*GOAL OF THE EXERCISE*:
Below are some records; retype all of them exactly.

==== STORED DATA

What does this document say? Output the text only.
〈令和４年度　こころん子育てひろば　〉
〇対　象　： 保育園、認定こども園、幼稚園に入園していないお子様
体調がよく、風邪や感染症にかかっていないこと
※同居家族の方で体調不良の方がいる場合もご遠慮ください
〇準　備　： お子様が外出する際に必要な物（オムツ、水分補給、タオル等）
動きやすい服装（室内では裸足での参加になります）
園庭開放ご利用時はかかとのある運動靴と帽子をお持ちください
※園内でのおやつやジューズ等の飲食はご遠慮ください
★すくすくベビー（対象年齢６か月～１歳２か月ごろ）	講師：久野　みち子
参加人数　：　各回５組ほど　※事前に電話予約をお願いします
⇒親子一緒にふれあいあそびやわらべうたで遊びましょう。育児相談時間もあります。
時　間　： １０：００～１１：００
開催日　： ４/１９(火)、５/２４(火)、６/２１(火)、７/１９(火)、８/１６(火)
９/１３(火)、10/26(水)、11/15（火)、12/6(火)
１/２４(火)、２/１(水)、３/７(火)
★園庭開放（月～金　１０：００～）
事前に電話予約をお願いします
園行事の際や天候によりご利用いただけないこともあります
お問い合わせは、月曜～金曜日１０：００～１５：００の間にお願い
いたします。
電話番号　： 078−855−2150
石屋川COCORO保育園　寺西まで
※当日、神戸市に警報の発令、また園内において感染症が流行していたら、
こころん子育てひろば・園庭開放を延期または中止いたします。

========

*TASK RESPONSE*:
What does this document say? Output the text only.
〈令和４年度　こころん子育てひろば　〉
〇対　象　： 保育園、認定こども園、幼稚園に入園していないお子様
体調がよく、風邪や感染症にかかっていないこと
※同居家族の方で体調不良の方がいる場合もご遠慮ください
〇準　備　： お子様が外出する際に必要な物（オムツ、水分補給、タオル等）
動きやすい服装（室内では裸足での参加になります）
園庭開放ご利用時はかかとのある運動靴と帽子をお持ちください
※園内でのおやつやジューズ等の飲食はご遠慮ください
★すくすくベビー（対象年齢６か月～１歳２か月ごろ）	講師：久野　みち子
参加人数　：　各回５組ほど　※事前に電話予約をお願いします
⇒親子一緒にふれあいあそびやわらべうたで遊びましょう。育児相談時間もあります。
時　間　： １０：００～１１：００
開催日　： ４/１９(火)、５/２４(火)、６/２１(火)、７/１９(火)、８/１６(火)
９/１３(火)、10/26(水)、11/15（火)、12/6(火)
１/２４(火)、２/１(水)、３/７(火)
★園庭開放（月～金　１０：００～）
事前に電話予約をお願いします
園行事の際や天候によりご利用いただけないこともあります
お問い合わせは、月曜～金曜日１０：００～１５：００の間にお願い
いたします。
電話番号　： 078−855−2150
石屋川COCORO保育園　寺西まで
※当日、神戸市に警報の発令、また園内において感染症が流行していたら、
こころん子育てひろば・園庭開放を延期または中止いたします。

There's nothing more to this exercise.